* SCHRIFTLICHE AUFGABEN:
1. Beantworten Sie anhand des Textes über die Proteste diese Fragen:
(a) Wie viele Demonstranten hat die Polizei diese Woche deutschlandweit gezählt?
(b) Wie viele Menschen demonstrierten in dieser Woche in Zwickau?
(c) Vor wie vielen Demonstranten forderte Ottmar Schreiner in Halle (Saale) die Rücknahme der Reform?
2. Schreiben Sie aus dem Text über die Proteste den Abschnitt von „Doch der Initiator“ bis einschließlich „deutschen Straßen gesehen.“ wortgetreu ab.
3. Nennen Sie alle Personen, die im Text über die Proteste namentlich erwähnt werden.

* VORLIEGENDER TEXT:
------------
Doch der Initiator der Magdebuger Demos, Andreas Ehrholdt, will von einem Abebben der Proteste nichts wissen. Es gäbe mittlerweile mehr Demos in der Umgebung und daher kämen nicht mehr so viele Leute nach Magdeburg, sagt er. Betrachtet man die Angaben der Polizei zu den Teilnehmerzahlen deutschlandweit, ist ein Schwächeln der Proteste tatsächlich nicht festzustellen. 75.000 Demonstranten haben die Beamten diese Woche gezählt – etwa so viele wie in der Woche zuvor. Die Globalisierungskritiker Attac haben jeweils doppelt so viele Menschen auf den deutschen Straßen gesehen.

Längst hat auch bei Journalisten und Politikern ein Zahlenspiel eingesetzt: Die einen sehen die Proteste gestärkt, andere prophezeien den Untergang. Tatsächlich haben in dieser Woche nur 40 Menschen im sächsischen Zwickau demonstriert, am Montag davor waren es noch 4.000. In Nordrhein-Westfalen hat sich die Zahl der Demonstranten jedoch im Vergleich zur Vorwoche auf 15.000 verdoppelt. Und auch in Berlin gab es einen leichten Zuwachs.

Ob der Protest nun abebbt oder nicht – zumindest zieht er immer mehr Prominente an. In der vergangenen Woche war es Oskar Lafontaine in Leipzig. Ein weiterer SPD-Linker, Ottmar Schreiner, forderte in dieser Woche vor 2.000 Demonstranten in Halle (Saale) die Rücknahme der Reform. Wolfgang Thierse warnte vor einer Radikalisierung der Proteste bei einer Podiumsdiskussion im Anschluss an die Leipziger Montagsdemo. Er sehe mit Sorge, „dass dort viel Hass und Wut dabei sind, die kein Ziel finden“, sagte er.
------------
* QUELLENAUSZUG:
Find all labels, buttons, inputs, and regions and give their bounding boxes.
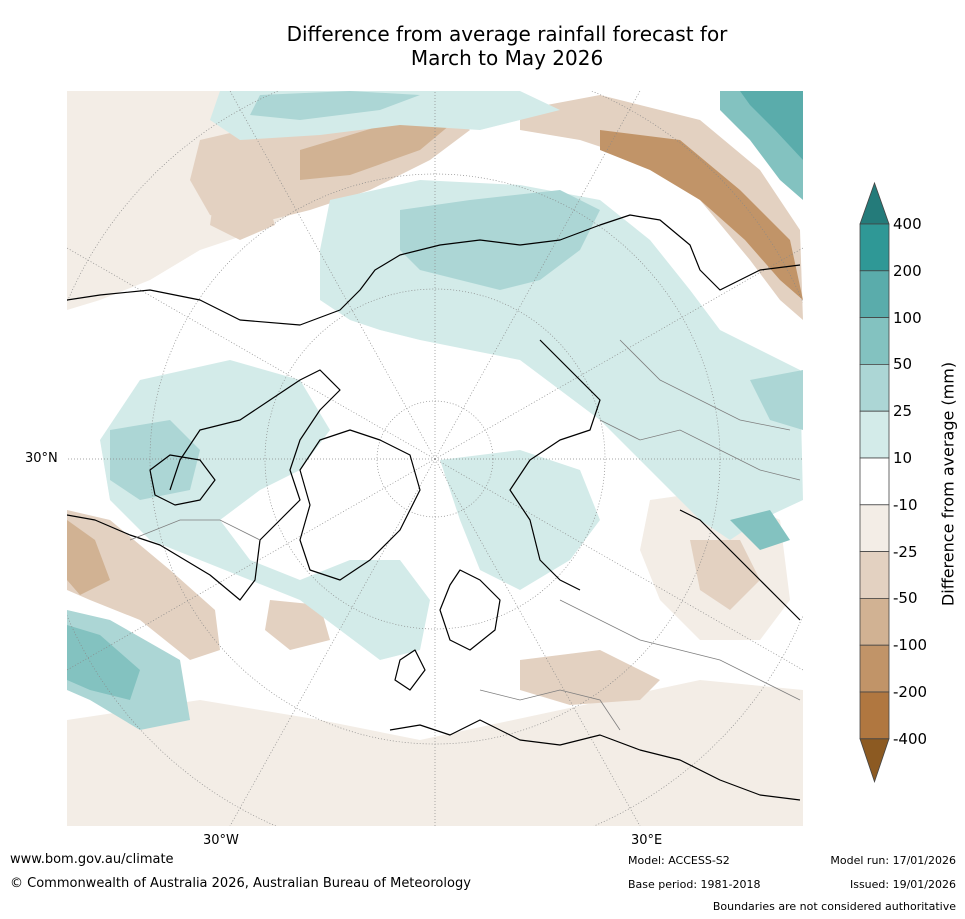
------------
* LÖSUNGEN:
1.
(a) 75.000
(b) 40
(c) 2.000

2.
Doch der Initiator der Magdebuger Demos, Andreas Ehrholdt, will von einem Abebben der Proteste nichts wissen. Es gäbe mittlerweile mehr Demos in der Umgebung und daher kämen nicht mehr so viele Leute nach Magdeburg, sagt er. Betrachtet man die Angaben der Polizei zu den Teilnehmerzahlen deutschlandweit, ist ein Schwächeln der Proteste tatsächlich nicht festzustellen. 75.000 Demonstranten haben die Beamten diese Woche gezählt – etwa so viele wie in der Woche zuvor. Die Globalisierungskritiker Attac haben jeweils doppelt so viele Menschen auf den deutschen Straßen gesehen.

3. Andreas Ehrholdt, Oskar Lafontaine, Ottmar Schreiner, Wolfgang Thierse